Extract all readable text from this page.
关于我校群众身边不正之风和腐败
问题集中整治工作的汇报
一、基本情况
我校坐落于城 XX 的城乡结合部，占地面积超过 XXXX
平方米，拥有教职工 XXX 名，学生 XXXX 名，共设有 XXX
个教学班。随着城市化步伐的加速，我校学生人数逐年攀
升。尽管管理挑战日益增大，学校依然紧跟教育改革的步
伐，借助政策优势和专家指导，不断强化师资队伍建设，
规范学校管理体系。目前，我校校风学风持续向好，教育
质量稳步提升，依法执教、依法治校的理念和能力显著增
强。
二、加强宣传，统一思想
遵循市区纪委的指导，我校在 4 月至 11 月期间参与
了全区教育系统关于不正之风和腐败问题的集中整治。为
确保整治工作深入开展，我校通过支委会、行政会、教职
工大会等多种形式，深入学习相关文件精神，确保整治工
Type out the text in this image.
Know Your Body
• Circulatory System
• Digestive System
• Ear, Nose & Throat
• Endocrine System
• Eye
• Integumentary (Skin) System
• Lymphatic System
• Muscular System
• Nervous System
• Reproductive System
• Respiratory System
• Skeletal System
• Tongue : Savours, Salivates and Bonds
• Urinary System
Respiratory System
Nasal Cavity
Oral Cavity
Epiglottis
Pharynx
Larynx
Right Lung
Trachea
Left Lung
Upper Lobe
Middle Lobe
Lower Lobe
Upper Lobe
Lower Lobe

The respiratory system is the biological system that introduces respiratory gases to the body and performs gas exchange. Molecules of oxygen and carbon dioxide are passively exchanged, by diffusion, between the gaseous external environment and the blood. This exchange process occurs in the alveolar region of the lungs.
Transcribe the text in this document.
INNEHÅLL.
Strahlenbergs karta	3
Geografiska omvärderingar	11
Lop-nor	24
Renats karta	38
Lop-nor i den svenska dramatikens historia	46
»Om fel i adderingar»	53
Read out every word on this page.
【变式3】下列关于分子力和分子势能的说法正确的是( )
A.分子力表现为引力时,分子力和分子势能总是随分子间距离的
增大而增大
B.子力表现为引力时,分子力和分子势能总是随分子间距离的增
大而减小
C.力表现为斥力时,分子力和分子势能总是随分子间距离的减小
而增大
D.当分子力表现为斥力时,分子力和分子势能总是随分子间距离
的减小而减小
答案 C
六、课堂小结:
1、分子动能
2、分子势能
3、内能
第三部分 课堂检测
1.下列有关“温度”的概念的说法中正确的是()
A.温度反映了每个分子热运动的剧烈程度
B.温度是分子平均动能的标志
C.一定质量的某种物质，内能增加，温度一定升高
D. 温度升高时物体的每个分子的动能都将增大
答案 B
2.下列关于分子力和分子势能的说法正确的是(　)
....
— GOAL OF THE EXERCISE —
Nothing but the lines from the line with "Read out every word on this page." to the last line of the listing above should appear; please retype them exactly, both ends included.

— EXERCISE RESULT —
Read out every word on this page.
【变式3】下列关于分子力和分子势能的说法正确的是( )
A.分子力表现为引力时,分子力和分子势能总是随分子间距离的
增大而增大
B.子力表现为引力时,分子力和分子势能总是随分子间距离的增
大而减小
C.力表现为斥力时,分子力和分子势能总是随分子间距离的减小
而增大
D.当分子力表现为斥力时,分子力和分子势能总是随分子间距离
的减小而减小
答案 C
六、课堂小结:
1、分子动能
2、分子势能
3、内能
第三部分 课堂检测
1.下列有关“温度”的概念的说法中正确的是()
A.温度反映了每个分子热运动的剧烈程度
B.温度是分子平均动能的标志
C.一定质量的某种物质，内能增加，温度一定升高
D. 温度升高时物体的每个分子的动能都将增大
答案 B
2.下列关于分子力和分子势能的说法正确的是(　)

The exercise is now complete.